_JOB:_
What is the number of lines holding the word "name"? Give that number alone.

_DATA SECTION:_
begin
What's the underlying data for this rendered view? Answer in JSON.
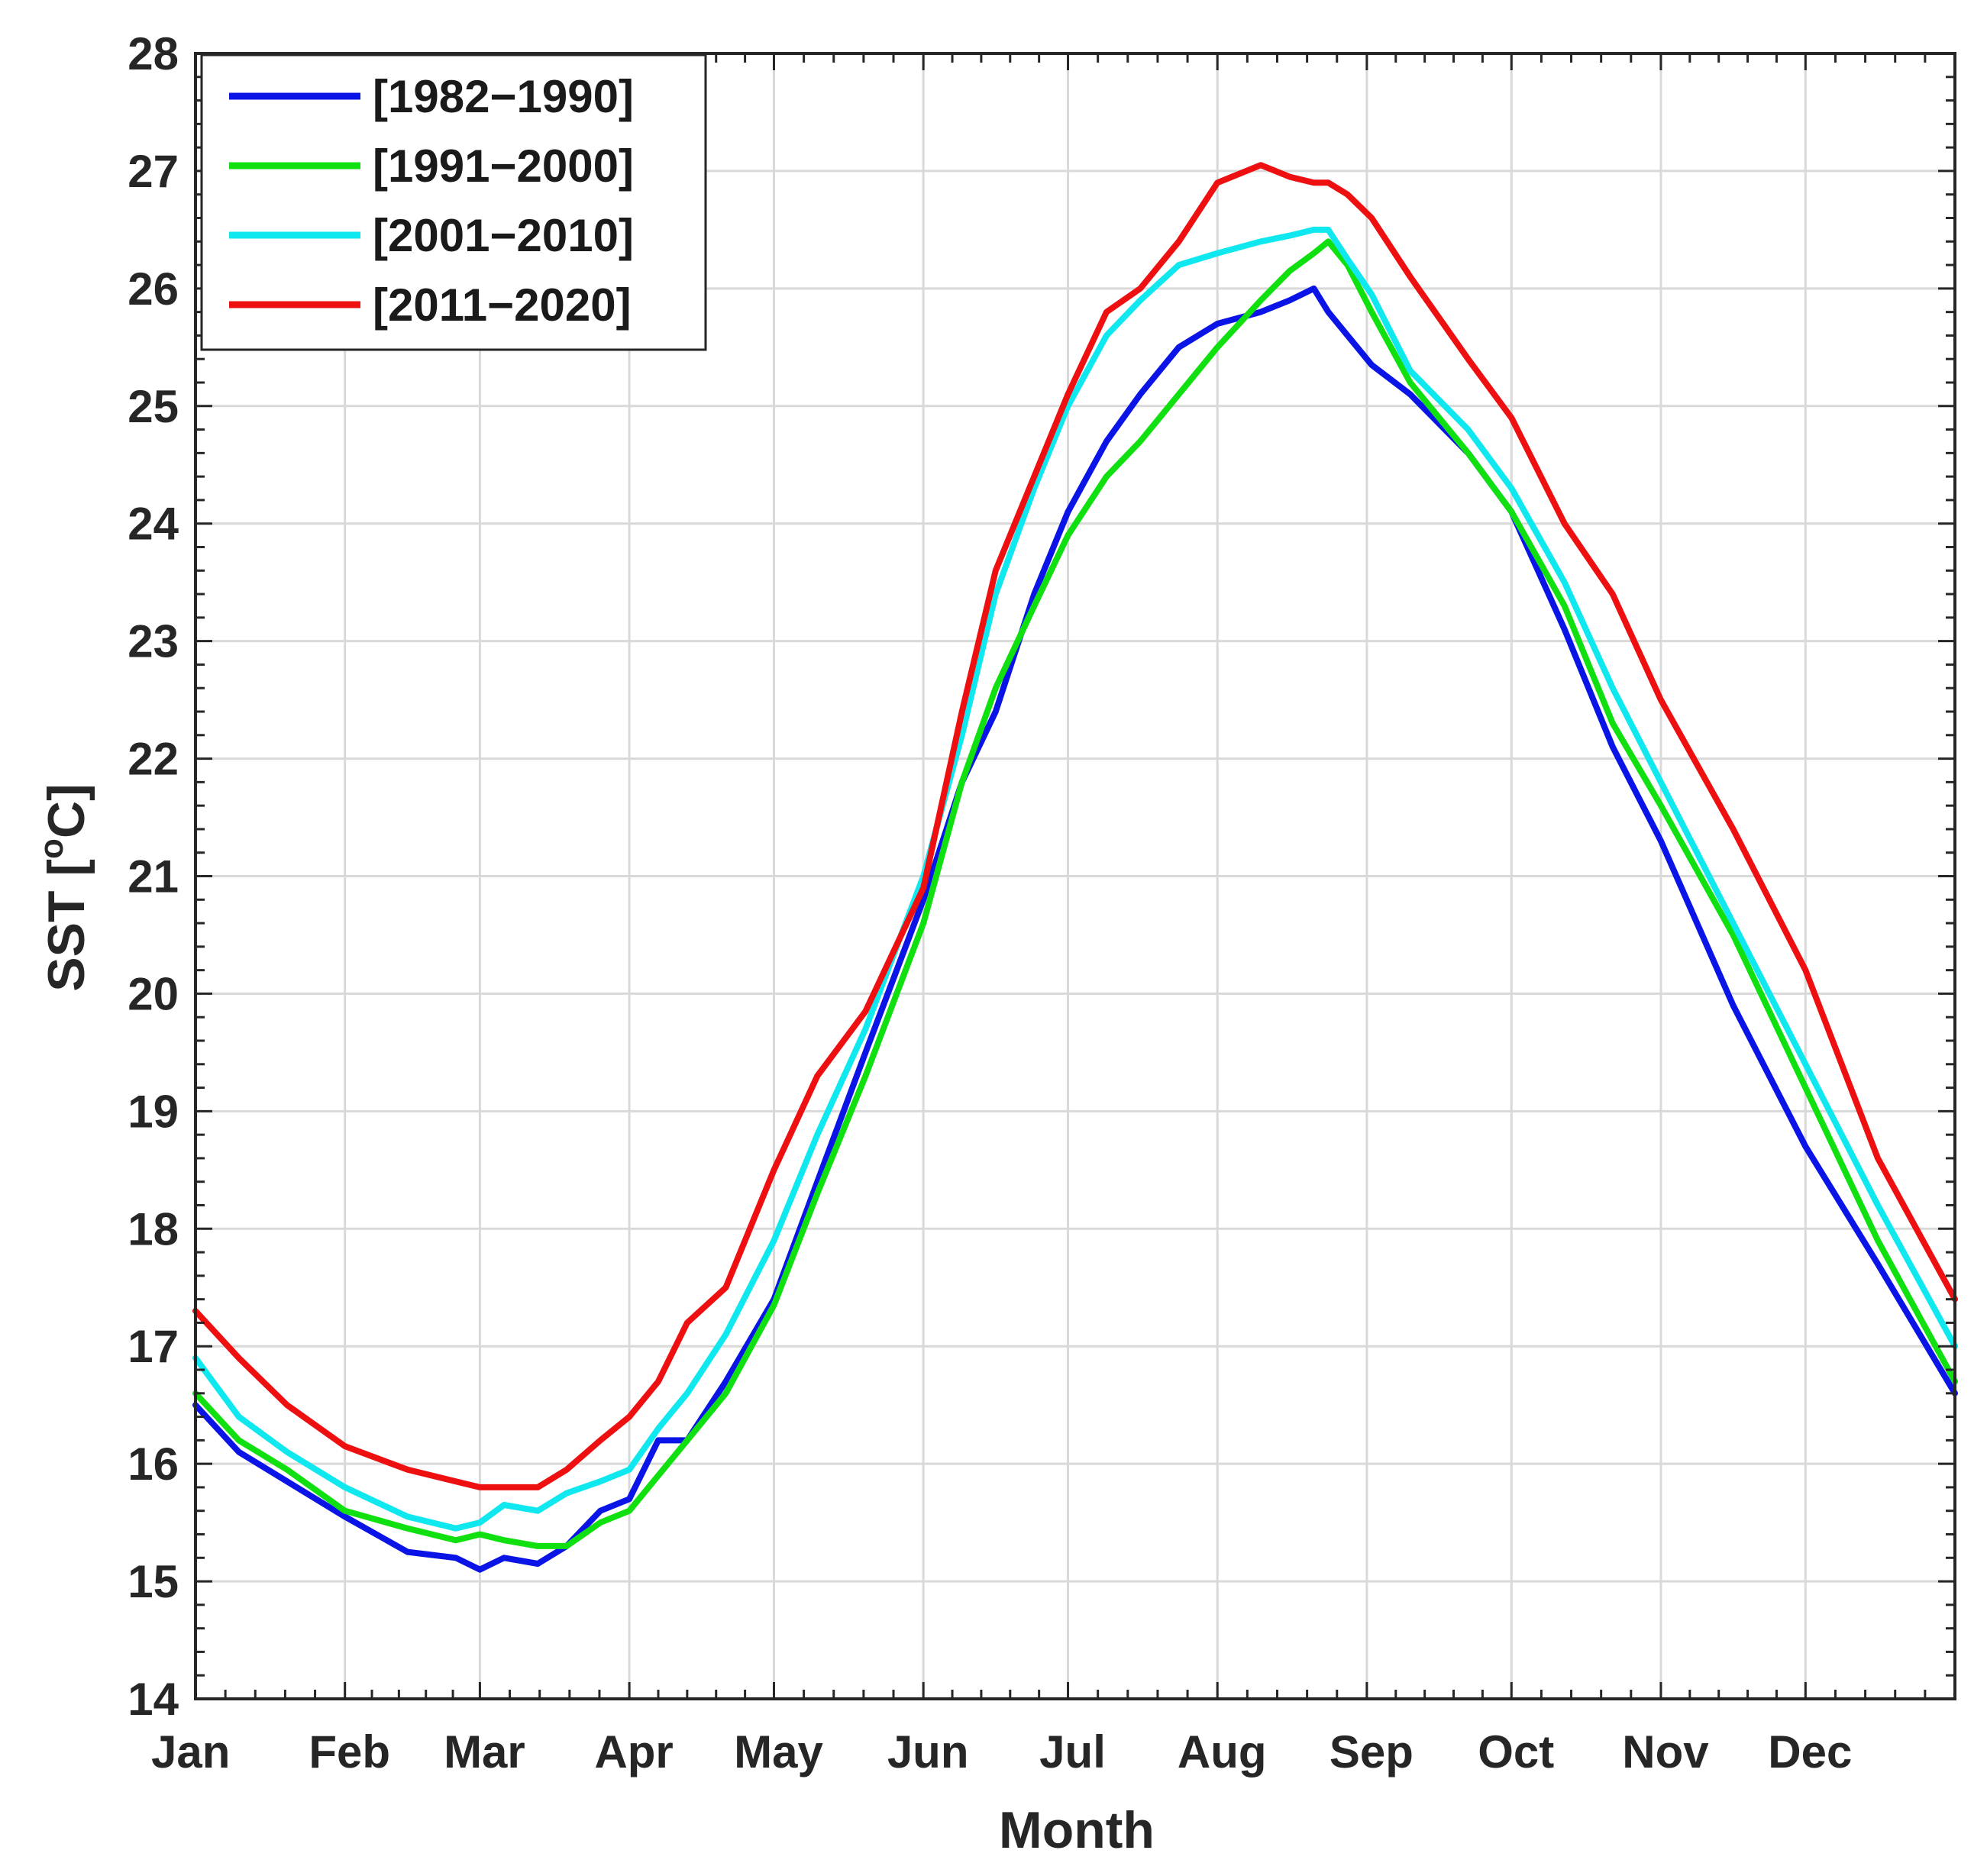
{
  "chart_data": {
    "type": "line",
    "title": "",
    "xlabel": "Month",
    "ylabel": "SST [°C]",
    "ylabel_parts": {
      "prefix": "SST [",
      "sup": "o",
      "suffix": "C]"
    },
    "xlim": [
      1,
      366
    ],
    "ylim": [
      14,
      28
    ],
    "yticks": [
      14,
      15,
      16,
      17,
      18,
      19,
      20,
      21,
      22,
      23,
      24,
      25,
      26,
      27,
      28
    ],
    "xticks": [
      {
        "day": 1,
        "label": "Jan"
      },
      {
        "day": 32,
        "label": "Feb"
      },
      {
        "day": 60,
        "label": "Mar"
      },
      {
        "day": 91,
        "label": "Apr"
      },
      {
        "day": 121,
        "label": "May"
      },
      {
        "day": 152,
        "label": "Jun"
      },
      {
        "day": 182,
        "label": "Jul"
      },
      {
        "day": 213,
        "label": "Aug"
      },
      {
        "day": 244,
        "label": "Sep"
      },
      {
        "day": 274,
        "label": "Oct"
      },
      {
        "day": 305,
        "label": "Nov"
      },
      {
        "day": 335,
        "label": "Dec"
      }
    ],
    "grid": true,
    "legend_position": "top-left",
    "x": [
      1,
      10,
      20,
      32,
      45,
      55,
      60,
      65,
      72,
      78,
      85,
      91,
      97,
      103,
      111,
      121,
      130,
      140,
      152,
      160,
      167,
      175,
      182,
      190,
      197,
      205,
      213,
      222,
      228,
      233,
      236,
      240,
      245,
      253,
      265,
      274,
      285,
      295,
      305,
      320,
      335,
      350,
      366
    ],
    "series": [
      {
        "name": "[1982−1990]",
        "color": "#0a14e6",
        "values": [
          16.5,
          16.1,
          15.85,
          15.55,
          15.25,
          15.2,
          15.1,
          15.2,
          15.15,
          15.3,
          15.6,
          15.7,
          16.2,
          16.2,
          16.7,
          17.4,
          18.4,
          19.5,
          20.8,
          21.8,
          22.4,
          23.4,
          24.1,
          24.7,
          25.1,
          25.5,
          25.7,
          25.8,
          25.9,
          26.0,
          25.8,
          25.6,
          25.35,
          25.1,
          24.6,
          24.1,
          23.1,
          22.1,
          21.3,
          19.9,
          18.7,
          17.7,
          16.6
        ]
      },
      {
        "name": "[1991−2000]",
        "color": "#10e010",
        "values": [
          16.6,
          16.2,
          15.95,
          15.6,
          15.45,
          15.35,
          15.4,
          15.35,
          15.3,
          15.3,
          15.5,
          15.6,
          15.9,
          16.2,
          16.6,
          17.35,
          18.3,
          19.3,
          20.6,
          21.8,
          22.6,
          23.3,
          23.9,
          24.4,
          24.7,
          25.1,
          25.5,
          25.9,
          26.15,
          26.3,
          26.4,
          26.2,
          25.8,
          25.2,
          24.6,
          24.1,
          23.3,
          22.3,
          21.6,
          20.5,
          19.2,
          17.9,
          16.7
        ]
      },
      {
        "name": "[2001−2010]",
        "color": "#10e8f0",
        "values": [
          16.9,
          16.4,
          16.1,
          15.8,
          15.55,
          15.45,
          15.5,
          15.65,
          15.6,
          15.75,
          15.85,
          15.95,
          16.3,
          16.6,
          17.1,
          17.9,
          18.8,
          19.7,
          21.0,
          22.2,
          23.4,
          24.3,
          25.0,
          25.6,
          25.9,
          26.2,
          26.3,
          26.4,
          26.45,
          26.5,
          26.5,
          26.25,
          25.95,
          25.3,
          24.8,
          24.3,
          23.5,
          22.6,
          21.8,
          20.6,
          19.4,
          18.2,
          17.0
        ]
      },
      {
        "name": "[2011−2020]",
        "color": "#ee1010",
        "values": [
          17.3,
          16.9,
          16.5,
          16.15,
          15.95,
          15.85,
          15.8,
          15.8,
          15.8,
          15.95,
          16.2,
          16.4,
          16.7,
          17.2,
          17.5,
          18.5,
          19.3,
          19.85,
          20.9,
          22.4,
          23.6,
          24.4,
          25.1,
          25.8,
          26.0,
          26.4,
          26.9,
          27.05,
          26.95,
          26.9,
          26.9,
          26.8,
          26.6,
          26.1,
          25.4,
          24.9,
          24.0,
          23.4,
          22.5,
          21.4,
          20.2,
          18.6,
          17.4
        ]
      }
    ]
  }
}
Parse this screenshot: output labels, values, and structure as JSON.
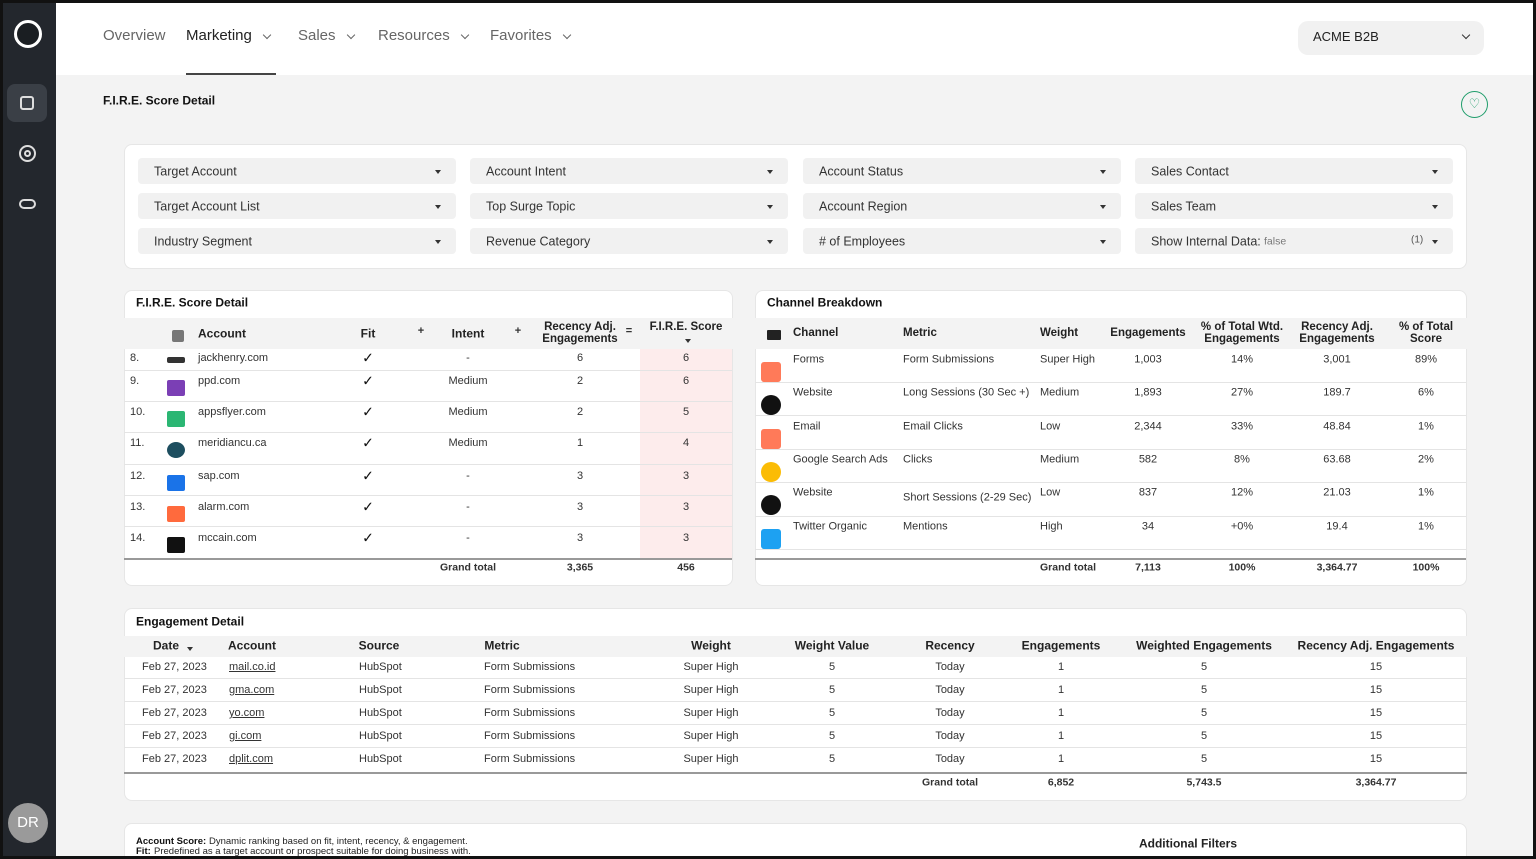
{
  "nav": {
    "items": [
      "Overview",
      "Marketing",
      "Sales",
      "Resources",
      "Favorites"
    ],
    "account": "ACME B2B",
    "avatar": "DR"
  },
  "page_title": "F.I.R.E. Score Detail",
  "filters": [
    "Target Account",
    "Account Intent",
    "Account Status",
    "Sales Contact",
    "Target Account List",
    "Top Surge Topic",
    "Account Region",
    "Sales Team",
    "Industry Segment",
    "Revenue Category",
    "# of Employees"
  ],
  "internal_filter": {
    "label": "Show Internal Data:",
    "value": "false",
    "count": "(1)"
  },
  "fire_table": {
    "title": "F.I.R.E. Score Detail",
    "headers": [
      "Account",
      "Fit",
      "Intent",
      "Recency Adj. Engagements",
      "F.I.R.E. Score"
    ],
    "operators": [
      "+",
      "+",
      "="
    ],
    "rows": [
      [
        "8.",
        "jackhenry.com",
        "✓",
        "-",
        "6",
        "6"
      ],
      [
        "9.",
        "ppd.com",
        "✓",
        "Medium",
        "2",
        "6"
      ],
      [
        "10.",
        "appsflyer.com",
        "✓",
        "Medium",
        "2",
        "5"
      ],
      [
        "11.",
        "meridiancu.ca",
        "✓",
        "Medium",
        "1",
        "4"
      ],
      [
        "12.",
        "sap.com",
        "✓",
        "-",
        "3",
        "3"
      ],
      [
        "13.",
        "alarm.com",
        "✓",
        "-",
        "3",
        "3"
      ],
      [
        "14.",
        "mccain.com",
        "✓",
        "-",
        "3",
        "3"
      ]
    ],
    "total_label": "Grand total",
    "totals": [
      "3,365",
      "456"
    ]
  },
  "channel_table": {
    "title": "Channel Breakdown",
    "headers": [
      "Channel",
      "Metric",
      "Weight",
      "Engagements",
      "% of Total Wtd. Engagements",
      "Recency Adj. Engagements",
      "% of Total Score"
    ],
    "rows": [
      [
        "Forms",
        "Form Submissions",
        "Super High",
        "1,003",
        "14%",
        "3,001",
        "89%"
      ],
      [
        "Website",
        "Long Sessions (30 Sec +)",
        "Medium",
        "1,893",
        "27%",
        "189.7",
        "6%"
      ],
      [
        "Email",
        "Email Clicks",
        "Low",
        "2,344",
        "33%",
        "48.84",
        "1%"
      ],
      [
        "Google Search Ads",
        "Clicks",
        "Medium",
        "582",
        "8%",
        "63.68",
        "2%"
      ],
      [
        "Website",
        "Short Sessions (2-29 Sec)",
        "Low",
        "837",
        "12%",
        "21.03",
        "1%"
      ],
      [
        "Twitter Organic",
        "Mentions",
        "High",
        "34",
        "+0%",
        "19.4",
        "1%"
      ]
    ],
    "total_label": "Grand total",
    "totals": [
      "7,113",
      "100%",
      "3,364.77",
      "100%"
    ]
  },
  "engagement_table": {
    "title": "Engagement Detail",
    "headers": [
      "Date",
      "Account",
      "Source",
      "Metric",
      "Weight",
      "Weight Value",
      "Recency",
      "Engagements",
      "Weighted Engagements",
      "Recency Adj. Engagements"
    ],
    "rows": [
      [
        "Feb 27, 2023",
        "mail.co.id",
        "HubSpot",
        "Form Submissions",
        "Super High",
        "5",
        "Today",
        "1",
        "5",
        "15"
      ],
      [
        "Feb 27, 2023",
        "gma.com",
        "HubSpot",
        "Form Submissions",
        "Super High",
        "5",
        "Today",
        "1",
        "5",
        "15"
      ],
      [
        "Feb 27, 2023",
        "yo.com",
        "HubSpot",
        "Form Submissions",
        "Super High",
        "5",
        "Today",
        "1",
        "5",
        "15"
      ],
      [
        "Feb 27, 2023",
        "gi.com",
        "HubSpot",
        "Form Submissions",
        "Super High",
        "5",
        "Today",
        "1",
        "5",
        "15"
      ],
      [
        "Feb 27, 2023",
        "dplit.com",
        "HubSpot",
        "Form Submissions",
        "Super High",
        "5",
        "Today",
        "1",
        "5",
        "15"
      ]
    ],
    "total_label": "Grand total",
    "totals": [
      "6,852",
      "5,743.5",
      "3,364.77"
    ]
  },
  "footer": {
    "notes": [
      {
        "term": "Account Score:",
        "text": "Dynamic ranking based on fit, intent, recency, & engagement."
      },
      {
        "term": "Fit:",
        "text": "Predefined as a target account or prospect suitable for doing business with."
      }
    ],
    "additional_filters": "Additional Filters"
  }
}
end
_EXERCISE OUTPUT:_
4